__Instruction__: What follows is a block of records; reproduce all of it verbatim.

====== Raw records ======

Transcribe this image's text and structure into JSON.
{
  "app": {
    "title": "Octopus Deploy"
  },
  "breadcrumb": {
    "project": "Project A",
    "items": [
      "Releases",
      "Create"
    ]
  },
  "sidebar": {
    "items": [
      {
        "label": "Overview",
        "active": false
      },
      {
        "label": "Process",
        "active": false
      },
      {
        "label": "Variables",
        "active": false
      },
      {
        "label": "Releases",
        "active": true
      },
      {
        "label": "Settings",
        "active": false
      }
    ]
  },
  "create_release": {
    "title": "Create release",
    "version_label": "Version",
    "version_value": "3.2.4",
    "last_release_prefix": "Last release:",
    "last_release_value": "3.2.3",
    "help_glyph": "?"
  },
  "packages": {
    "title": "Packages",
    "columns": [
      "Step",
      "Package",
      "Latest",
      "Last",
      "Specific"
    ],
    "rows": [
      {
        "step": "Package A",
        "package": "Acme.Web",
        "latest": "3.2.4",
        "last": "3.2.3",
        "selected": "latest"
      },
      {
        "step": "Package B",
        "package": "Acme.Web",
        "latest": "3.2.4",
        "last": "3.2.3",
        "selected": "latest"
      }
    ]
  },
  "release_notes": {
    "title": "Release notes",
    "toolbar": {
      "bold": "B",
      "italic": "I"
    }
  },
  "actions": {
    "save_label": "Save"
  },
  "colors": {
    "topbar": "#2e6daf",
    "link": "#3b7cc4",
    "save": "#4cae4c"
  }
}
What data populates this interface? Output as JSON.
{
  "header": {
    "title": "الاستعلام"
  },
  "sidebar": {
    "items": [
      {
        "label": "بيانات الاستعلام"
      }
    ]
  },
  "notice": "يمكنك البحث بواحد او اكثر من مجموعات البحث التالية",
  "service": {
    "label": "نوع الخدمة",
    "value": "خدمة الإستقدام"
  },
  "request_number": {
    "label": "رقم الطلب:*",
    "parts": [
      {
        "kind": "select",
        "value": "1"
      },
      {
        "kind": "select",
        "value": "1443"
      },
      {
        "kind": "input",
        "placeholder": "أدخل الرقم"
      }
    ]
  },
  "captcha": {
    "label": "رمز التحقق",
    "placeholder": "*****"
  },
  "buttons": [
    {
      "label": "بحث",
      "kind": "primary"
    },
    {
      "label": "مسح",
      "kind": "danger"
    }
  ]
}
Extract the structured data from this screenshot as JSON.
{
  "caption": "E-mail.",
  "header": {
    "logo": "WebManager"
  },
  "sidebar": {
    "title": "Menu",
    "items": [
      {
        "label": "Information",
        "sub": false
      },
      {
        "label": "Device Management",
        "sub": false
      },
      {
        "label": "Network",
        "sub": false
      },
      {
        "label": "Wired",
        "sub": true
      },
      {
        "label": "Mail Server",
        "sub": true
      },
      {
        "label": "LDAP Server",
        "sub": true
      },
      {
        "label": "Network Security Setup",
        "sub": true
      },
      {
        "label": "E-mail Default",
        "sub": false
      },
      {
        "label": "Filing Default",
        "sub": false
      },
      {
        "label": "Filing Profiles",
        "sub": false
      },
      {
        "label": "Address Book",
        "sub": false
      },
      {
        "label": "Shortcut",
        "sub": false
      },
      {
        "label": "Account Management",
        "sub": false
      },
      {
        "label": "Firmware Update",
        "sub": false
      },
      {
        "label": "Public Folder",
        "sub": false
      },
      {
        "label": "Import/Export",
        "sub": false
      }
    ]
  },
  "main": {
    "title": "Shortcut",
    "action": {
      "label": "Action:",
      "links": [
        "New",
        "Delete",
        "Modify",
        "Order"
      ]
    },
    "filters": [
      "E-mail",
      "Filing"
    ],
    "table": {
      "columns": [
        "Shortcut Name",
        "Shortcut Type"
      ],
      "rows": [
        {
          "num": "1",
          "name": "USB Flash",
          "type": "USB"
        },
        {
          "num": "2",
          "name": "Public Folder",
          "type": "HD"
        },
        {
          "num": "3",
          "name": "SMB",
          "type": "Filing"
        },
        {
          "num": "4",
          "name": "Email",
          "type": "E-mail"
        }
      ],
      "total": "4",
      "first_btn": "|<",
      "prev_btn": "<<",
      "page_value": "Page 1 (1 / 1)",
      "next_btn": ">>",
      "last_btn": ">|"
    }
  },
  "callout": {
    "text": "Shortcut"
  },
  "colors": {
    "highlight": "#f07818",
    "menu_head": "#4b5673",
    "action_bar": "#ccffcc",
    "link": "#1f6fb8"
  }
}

======

__Answer to this problem__:
Transcribe this image's text and structure into JSON.
{
  "app": {
    "title": "Octopus Deploy"
  },
  "breadcrumb": {
    "project": "Project A",
    "items": [
      "Releases",
      "Create"
    ]
  },
  "sidebar": {
    "items": [
      {
        "label": "Overview",
        "active": false
      },
      {
        "label": "Process",
        "active": false
      },
      {
        "label": "Variables",
        "active": false
      },
      {
        "label": "Releases",
        "active": true
      },
      {
        "label": "Settings",
        "active": false
      }
    ]
  },
  "create_release": {
    "title": "Create release",
    "version_label": "Version",
    "version_value": "3.2.4",
    "last_release_prefix": "Last release:",
    "last_release_value": "3.2.3",
    "help_glyph": "?"
  },
  "packages": {
    "title": "Packages",
    "columns": [
      "Step",
      "Package",
      "Latest",
      "Last",
      "Specific"
    ],
    "rows": [
      {
        "step": "Package A",
        "package": "Acme.Web",
        "latest": "3.2.4",
        "last": "3.2.3",
        "selected": "latest"
      },
      {
        "step": "Package B",
        "package": "Acme.Web",
        "latest": "3.2.4",
        "last": "3.2.3",
        "selected": "latest"
      }
    ]
  },
  "release_notes": {
    "title": "Release notes",
    "toolbar": {
      "bold": "B",
      "italic": "I"
    }
  },
  "actions": {
    "save_label": "Save"
  },
  "colors": {
    "topbar": "#2e6daf",
    "link": "#3b7cc4",
    "save": "#4cae4c"
  }
}
What data populates this interface? Output as JSON.
{
  "header": {
    "title": "الاستعلام"
  },
  "sidebar": {
    "items": [
      {
        "label": "بيانات الاستعلام"
      }
    ]
  },
  "notice": "يمكنك البحث بواحد او اكثر من مجموعات البحث التالية",
  "service": {
    "label": "نوع الخدمة",
    "value": "خدمة الإستقدام"
  },
  "request_number": {
    "label": "رقم الطلب:*",
    "parts": [
      {
        "kind": "select",
        "value": "1"
      },
      {
        "kind": "select",
        "value": "1443"
      },
      {
        "kind": "input",
        "placeholder": "أدخل الرقم"
      }
    ]
  },
  "captcha": {
    "label": "رمز التحقق",
    "placeholder": "*****"
  },
  "buttons": [
    {
      "label": "بحث",
      "kind": "primary"
    },
    {
      "label": "مسح",
      "kind": "danger"
    }
  ]
}
Extract the structured data from this screenshot as JSON.
{
  "caption": "E-mail.",
  "header": {
    "logo": "WebManager"
  },
  "sidebar": {
    "title": "Menu",
    "items": [
      {
        "label": "Information",
        "sub": false
      },
      {
        "label": "Device Management",
        "sub": false
      },
      {
        "label": "Network",
        "sub": false
      },
      {
        "label": "Wired",
        "sub": true
      },
      {
        "label": "Mail Server",
        "sub": true
      },
      {
        "label": "LDAP Server",
        "sub": true
      },
      {
        "label": "Network Security Setup",
        "sub": true
      },
      {
        "label": "E-mail Default",
        "sub": false
      },
      {
        "label": "Filing Default",
        "sub": false
      },
      {
        "label": "Filing Profiles",
        "sub": false
      },
      {
        "label": "Address Book",
        "sub": false
      },
      {
        "label": "Shortcut",
        "sub": false
      },
      {
        "label": "Account Management",
        "sub": false
      },
      {
        "label": "Firmware Update",
        "sub": false
      },
      {
        "label": "Public Folder",
        "sub": false
      },
      {
        "label": "Import/Export",
        "sub": false
      }
    ]
  },
  "main": {
    "title": "Shortcut",
    "action": {
      "label": "Action:",
      "links": [
        "New",
        "Delete",
        "Modify",
        "Order"
      ]
    },
    "filters": [
      "E-mail",
      "Filing"
    ],
    "table": {
      "columns": [
        "Shortcut Name",
        "Shortcut Type"
      ],
      "rows": [
        {
          "num": "1",
          "name": "USB Flash",
          "type": "USB"
        },
        {
          "num": "2",
          "name": "Public Folder",
          "type": "HD"
        },
        {
          "num": "3",
          "name": "SMB",
          "type": "Filing"
        },
        {
          "num": "4",
          "name": "Email",
          "type": "E-mail"
        }
      ],
      "total": "4",
      "first_btn": "|<",
      "prev_btn": "<<",
      "page_value": "Page 1 (1 / 1)",
      "next_btn": ">>",
      "last_btn": ">|"
    }
  },
  "callout": {
    "text": "Shortcut"
  },
  "colors": {
    "highlight": "#f07818",
    "menu_head": "#4b5673",
    "action_bar": "#ccffcc",
    "link": "#1f6fb8"
  }
}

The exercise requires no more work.